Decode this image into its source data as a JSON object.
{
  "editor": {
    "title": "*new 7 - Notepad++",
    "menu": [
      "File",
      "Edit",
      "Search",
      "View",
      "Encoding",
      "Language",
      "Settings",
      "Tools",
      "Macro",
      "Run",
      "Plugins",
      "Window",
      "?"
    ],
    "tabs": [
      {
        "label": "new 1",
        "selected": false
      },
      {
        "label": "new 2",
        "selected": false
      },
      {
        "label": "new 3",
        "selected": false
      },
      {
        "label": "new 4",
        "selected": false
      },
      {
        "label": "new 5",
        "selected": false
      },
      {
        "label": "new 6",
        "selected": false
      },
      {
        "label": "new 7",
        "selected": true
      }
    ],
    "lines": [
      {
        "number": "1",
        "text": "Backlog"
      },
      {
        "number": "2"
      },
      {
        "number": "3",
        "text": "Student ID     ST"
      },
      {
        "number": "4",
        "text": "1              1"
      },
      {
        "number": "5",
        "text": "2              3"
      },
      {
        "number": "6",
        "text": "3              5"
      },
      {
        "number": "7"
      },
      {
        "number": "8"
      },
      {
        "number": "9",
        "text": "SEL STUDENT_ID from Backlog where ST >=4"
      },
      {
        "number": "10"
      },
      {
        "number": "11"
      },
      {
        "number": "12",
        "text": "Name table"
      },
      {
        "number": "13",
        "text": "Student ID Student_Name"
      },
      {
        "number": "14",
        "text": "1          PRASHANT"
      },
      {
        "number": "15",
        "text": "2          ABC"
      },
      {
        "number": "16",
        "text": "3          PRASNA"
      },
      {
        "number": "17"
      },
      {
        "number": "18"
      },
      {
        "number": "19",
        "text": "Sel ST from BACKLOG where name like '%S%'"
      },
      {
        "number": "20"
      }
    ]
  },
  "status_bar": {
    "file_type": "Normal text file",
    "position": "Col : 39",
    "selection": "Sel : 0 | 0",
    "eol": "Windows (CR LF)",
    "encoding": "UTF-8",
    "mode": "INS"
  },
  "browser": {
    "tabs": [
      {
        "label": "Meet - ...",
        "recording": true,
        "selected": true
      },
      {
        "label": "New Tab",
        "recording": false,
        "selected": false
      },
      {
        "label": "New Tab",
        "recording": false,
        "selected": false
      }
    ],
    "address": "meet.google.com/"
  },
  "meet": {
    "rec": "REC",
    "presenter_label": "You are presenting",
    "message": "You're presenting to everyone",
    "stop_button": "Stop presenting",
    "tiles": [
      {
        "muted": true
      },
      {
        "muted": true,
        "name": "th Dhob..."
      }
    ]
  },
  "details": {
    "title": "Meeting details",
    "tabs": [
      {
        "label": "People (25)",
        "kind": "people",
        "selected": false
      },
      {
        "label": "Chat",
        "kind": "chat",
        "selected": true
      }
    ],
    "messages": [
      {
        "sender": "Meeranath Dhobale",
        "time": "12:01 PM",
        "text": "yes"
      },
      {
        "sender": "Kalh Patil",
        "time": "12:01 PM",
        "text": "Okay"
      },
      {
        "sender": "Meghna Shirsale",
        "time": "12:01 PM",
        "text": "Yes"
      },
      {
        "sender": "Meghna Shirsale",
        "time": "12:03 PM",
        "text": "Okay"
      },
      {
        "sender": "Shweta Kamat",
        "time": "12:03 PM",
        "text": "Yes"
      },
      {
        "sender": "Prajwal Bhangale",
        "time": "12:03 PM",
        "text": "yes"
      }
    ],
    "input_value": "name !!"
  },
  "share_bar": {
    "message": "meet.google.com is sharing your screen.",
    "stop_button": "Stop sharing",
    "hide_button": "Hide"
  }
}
____________________
[Given request]:
Look above for every line with the word "presenting" and copy it.

[Solved exercise]:
    "presenter_label": "You are presenting",
    "message": "You're presenting to everyone",
    "stop_button": "Stop presenting",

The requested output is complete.